# Collected data entries
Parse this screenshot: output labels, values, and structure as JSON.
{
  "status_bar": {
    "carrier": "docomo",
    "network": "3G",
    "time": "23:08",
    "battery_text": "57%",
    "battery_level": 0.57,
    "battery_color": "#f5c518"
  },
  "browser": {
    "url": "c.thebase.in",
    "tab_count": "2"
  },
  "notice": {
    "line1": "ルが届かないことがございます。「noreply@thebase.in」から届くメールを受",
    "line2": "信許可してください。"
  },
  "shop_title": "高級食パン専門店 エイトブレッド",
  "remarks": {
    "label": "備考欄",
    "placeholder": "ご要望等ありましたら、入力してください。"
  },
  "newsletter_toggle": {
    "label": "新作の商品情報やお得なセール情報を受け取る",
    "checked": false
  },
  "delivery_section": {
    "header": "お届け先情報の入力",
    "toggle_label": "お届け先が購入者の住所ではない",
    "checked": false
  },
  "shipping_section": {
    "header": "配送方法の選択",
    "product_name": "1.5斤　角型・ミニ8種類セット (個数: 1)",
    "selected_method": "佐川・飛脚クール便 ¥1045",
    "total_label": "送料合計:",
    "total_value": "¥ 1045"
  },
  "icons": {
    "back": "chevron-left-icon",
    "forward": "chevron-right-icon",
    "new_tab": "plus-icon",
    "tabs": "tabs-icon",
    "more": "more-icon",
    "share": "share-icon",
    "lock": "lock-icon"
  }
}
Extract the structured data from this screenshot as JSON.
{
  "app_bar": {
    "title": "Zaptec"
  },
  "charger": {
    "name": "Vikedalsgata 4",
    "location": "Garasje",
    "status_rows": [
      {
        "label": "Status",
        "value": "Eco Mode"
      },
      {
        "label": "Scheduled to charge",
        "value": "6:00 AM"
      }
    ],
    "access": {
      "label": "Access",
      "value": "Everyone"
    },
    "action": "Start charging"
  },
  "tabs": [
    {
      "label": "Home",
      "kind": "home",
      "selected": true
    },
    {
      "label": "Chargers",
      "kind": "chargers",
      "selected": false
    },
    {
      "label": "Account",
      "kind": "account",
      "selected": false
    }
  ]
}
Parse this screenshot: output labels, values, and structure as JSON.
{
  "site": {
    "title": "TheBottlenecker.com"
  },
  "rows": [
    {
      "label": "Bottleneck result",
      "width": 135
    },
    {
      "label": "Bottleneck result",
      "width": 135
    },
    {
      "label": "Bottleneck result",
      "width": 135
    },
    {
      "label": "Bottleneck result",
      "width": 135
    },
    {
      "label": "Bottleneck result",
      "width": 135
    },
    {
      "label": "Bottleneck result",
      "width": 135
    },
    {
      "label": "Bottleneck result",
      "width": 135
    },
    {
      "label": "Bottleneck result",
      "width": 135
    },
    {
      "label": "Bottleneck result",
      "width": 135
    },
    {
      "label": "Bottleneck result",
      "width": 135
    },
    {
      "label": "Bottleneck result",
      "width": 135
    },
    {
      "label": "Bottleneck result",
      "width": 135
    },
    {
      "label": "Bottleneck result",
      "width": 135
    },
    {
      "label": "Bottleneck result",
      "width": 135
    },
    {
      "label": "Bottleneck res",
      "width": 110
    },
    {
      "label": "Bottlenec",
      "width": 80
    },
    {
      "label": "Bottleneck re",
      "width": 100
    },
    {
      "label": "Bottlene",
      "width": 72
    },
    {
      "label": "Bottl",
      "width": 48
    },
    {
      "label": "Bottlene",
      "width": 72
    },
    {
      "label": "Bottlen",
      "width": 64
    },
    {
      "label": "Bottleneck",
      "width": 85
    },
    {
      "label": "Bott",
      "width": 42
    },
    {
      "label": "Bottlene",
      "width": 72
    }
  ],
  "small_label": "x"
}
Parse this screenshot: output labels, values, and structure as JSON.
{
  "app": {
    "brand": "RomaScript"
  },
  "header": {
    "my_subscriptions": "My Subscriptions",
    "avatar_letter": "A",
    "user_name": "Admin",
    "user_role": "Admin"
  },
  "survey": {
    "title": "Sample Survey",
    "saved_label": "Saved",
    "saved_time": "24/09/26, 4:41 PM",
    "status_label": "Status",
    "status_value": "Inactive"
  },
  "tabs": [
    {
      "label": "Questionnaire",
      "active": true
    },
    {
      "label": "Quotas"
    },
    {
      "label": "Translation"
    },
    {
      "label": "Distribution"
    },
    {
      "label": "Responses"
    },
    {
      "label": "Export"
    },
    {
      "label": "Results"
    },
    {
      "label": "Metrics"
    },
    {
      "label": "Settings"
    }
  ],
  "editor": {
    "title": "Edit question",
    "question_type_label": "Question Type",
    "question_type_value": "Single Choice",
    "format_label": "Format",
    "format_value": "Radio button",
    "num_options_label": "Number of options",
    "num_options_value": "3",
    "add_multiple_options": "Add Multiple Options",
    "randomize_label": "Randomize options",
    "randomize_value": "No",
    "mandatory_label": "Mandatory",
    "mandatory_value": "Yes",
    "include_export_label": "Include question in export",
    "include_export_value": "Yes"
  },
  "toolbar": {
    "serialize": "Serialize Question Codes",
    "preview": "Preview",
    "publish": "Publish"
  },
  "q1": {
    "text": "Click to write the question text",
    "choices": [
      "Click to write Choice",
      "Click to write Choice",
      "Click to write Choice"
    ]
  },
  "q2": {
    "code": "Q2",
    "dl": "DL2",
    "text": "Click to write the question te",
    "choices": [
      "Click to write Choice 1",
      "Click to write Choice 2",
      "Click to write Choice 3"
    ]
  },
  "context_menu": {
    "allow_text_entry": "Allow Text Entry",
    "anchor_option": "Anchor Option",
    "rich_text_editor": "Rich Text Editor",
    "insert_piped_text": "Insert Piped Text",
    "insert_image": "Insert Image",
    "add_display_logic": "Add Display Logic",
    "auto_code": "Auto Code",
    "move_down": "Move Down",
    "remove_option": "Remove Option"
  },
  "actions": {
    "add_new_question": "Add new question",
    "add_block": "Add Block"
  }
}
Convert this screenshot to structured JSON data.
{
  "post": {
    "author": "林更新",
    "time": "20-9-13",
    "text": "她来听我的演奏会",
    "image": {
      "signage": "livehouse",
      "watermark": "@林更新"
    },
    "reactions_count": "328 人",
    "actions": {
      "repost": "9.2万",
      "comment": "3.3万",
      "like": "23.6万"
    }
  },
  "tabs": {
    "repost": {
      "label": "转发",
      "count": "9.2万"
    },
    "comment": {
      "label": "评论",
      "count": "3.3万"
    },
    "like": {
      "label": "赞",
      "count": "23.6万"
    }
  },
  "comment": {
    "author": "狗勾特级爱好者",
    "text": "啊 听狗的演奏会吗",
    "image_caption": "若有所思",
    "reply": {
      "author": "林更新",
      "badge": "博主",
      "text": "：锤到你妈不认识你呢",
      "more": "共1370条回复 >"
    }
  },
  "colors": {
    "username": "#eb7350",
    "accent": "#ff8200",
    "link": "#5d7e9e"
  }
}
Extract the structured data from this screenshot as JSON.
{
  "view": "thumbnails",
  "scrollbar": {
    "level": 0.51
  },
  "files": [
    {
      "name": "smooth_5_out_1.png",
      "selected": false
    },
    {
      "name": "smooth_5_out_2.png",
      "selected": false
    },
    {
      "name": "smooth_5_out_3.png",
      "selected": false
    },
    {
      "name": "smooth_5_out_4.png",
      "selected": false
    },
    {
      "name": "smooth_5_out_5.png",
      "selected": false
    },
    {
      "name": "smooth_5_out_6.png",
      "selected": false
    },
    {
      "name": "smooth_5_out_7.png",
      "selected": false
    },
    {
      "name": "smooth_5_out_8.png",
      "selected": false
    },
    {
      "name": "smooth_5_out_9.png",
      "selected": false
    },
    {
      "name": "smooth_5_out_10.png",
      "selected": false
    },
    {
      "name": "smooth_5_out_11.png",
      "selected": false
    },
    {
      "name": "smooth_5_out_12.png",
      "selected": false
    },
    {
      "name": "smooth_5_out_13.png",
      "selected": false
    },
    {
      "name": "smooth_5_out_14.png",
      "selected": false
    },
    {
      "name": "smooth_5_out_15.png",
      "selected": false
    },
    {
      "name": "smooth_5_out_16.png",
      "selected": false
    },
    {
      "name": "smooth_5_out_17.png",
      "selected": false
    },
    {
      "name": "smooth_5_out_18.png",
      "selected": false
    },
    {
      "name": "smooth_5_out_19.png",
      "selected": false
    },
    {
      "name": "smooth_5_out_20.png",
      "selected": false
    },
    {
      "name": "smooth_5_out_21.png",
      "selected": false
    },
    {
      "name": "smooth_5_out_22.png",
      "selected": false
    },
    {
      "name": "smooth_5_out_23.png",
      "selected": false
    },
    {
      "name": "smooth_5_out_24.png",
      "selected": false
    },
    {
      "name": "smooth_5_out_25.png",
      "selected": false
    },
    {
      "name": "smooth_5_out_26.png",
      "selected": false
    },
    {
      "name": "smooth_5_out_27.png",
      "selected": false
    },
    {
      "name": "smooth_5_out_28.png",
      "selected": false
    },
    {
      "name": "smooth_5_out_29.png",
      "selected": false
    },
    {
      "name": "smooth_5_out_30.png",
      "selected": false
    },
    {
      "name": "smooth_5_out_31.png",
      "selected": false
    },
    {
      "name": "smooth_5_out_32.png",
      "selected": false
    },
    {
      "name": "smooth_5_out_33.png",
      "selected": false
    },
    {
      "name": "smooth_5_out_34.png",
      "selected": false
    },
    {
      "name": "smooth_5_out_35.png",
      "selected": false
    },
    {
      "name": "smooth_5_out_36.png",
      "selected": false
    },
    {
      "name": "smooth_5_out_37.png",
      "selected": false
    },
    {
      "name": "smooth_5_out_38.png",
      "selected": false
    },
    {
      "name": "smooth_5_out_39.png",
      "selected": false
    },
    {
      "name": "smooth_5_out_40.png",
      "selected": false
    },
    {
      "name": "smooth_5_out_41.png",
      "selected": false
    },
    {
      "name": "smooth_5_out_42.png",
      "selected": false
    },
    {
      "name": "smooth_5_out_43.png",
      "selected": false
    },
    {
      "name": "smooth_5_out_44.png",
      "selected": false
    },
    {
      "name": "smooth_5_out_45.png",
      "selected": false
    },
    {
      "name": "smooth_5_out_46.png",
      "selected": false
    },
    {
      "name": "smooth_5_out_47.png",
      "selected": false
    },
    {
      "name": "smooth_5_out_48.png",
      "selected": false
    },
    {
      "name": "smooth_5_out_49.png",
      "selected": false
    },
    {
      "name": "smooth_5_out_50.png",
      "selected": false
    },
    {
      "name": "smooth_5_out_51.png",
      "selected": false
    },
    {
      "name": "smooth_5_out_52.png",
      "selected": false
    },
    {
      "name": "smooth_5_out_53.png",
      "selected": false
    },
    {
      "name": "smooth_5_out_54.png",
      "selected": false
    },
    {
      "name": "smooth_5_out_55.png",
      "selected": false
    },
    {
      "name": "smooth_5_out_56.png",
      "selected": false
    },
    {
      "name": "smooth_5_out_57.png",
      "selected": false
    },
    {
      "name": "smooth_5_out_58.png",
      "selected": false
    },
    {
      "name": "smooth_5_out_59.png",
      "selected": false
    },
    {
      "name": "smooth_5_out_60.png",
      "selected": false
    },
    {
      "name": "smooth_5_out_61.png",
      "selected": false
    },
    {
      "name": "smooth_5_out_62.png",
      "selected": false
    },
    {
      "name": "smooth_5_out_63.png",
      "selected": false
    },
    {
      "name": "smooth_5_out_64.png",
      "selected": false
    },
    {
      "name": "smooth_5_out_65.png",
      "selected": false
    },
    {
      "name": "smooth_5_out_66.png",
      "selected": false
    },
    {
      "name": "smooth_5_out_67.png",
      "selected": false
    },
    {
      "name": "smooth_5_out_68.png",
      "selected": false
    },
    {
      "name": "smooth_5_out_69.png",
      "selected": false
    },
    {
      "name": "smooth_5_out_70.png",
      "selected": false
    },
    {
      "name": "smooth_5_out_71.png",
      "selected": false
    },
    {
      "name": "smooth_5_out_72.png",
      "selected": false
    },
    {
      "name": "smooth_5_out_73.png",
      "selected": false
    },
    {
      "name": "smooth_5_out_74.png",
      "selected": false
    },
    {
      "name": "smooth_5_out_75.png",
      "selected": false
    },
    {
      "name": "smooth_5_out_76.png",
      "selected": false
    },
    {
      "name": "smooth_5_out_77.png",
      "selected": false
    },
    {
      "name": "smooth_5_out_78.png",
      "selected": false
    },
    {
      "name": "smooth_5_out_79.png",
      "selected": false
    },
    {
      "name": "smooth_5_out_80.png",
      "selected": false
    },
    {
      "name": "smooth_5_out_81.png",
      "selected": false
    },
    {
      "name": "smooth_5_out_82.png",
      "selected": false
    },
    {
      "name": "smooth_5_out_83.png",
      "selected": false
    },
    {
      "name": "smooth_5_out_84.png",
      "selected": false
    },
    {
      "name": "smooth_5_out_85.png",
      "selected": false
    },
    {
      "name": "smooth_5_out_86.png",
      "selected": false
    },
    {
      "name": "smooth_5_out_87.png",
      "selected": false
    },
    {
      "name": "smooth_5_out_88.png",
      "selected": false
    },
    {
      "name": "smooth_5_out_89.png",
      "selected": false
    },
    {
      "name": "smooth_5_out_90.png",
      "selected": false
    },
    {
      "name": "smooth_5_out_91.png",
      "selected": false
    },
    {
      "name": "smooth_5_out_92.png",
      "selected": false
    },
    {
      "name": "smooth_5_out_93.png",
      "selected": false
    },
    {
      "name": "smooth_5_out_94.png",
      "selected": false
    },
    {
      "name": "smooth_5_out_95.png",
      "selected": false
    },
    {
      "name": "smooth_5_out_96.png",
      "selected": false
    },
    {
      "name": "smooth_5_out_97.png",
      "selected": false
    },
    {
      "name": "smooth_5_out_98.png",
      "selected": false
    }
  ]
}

# Written task
Copy every line in the entries above that has the string "chevron" in it.

# Output for this exercise
    "back": "chevron-left-icon",
    "forward": "chevron-right-icon",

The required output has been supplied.